> RECORDS SHOWN
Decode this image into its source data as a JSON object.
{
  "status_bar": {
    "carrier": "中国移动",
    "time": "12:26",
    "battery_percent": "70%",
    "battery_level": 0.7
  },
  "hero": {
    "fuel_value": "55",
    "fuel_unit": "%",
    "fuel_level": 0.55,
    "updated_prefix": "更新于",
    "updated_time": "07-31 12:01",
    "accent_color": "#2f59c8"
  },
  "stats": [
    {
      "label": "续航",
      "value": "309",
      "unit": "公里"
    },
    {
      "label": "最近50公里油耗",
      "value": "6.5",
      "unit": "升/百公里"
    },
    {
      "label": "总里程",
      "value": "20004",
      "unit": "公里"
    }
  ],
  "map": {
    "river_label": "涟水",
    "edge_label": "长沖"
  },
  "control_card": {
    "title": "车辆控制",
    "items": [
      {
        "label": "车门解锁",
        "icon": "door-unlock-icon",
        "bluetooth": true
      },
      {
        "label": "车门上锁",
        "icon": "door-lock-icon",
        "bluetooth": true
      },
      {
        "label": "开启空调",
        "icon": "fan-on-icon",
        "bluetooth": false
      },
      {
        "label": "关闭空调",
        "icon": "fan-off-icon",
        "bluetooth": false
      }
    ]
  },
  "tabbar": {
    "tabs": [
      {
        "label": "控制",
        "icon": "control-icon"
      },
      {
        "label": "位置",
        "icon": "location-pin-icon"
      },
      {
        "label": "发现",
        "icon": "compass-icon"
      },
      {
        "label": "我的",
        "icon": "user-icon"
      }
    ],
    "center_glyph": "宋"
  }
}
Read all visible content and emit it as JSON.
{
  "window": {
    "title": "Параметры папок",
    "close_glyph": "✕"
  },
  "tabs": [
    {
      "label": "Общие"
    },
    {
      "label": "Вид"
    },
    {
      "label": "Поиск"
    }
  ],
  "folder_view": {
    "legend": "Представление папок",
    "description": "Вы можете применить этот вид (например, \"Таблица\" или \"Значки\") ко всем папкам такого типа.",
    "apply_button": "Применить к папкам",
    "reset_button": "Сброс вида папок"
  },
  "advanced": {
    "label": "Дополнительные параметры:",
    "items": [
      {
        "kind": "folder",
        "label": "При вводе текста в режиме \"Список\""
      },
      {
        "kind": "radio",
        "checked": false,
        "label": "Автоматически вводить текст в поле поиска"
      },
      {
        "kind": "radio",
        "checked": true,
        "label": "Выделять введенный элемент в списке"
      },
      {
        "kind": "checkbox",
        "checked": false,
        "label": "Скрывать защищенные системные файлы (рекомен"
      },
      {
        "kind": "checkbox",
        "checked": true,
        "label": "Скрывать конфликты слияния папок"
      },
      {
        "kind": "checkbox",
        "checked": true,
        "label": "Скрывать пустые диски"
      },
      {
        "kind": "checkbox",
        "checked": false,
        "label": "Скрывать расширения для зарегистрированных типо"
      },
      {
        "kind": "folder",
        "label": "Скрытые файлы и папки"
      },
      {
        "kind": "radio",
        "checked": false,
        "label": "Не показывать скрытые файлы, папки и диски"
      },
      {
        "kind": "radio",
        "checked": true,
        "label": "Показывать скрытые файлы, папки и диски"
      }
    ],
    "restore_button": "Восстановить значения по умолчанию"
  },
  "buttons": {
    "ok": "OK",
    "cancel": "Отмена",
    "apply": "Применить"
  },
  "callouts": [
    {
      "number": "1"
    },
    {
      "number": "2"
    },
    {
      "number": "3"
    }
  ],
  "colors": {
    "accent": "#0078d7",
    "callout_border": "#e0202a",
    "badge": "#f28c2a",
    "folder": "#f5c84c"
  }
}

> WRITTEN REQUEST
For this exercise, gather every line of the data that contains the word "Скрывать".

> EXPECTED ANSWER
        "label": "Скрывать защищенные системные файлы (рекомен"
        "label": "Скрывать конфликты слияния папок"
        "label": "Скрывать пустые диски"
        "label": "Скрывать расширения для зарегистрированных типо"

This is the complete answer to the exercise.